Exercise directions:
A set of records appears below. Print them all, word for word.

[Start of Attachment]

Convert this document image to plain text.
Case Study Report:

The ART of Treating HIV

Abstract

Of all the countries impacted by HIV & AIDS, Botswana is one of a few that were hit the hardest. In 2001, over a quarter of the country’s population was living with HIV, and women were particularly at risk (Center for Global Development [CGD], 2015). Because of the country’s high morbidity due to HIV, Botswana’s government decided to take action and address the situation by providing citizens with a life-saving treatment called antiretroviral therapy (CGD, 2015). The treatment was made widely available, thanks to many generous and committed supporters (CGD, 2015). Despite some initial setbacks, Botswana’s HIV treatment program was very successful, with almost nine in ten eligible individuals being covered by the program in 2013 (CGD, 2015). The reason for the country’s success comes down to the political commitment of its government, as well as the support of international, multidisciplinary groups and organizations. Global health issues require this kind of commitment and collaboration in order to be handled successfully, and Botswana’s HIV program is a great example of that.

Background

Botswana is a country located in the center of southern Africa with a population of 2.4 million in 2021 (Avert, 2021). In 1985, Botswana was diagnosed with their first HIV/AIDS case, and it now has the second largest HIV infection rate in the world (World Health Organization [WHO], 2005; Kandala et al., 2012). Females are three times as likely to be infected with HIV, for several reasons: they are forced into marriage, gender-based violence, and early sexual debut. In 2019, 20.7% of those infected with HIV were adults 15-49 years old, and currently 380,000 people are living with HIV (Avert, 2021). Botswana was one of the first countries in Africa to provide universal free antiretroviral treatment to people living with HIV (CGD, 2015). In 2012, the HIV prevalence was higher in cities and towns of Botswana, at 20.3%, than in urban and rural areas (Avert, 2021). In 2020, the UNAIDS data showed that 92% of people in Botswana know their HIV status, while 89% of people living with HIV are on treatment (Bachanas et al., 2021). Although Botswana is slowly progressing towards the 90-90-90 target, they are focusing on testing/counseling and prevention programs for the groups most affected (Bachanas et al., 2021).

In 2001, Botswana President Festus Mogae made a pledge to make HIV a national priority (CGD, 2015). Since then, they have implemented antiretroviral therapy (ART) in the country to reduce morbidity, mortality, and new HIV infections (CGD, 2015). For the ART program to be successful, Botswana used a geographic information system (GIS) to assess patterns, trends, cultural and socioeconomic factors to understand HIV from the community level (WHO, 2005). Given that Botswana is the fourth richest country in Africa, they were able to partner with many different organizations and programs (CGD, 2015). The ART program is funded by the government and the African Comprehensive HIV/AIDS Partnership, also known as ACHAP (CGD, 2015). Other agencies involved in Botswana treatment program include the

[End of Attachment]

Solution for this problem:
Convert this document image to plain text.
Case Study Report:

The ART of Treating HIV

Abstract

Of all the countries impacted by HIV & AIDS, Botswana is one of a few that were hit the hardest. In 2001, over a quarter of the country’s population was living with HIV, and women were particularly at risk (Center for Global Development [CGD], 2015). Because of the country’s high morbidity due to HIV, Botswana’s government decided to take action and address the situation by providing citizens with a life-saving treatment called antiretroviral therapy (CGD, 2015). The treatment was made widely available, thanks to many generous and committed supporters (CGD, 2015). Despite some initial setbacks, Botswana’s HIV treatment program was very successful, with almost nine in ten eligible individuals being covered by the program in 2013 (CGD, 2015). The reason for the country’s success comes down to the political commitment of its government, as well as the support of international, multidisciplinary groups and organizations. Global health issues require this kind of commitment and collaboration in order to be handled successfully, and Botswana’s HIV program is a great example of that.

Background

Botswana is a country located in the center of southern Africa with a population of 2.4 million in 2021 (Avert, 2021). In 1985, Botswana was diagnosed with their first HIV/AIDS case, and it now has the second largest HIV infection rate in the world (World Health Organization [WHO], 2005; Kandala et al., 2012). Females are three times as likely to be infected with HIV, for several reasons: they are forced into marriage, gender-based violence, and early sexual debut. In 2019, 20.7% of those infected with HIV were adults 15-49 years old, and currently 380,000 people are living with HIV (Avert, 2021). Botswana was one of the first countries in Africa to provide universal free antiretroviral treatment to people living with HIV (CGD, 2015). In 2012, the HIV prevalence was higher in cities and towns of Botswana, at 20.3%, than in urban and rural areas (Avert, 2021). In 2020, the UNAIDS data showed that 92% of people in Botswana know their HIV status, while 89% of people living with HIV are on treatment (Bachanas et al., 2021). Although Botswana is slowly progressing towards the 90-90-90 target, they are focusing on testing/counseling and prevention programs for the groups most affected (Bachanas et al., 2021).

In 2001, Botswana President Festus Mogae made a pledge to make HIV a national priority (CGD, 2015). Since then, they have implemented antiretroviral therapy (ART) in the country to reduce morbidity, mortality, and new HIV infections (CGD, 2015). For the ART program to be successful, Botswana used a geographic information system (GIS) to assess patterns, trends, cultural and socioeconomic factors to understand HIV from the community level (WHO, 2005). Given that Botswana is the fourth richest country in Africa, they were able to partner with many different organizations and programs (CGD, 2015). The ART program is funded by the government and the African Comprehensive HIV/AIDS Partnership, also known as ACHAP (CGD, 2015). Other agencies involved in Botswana treatment program include the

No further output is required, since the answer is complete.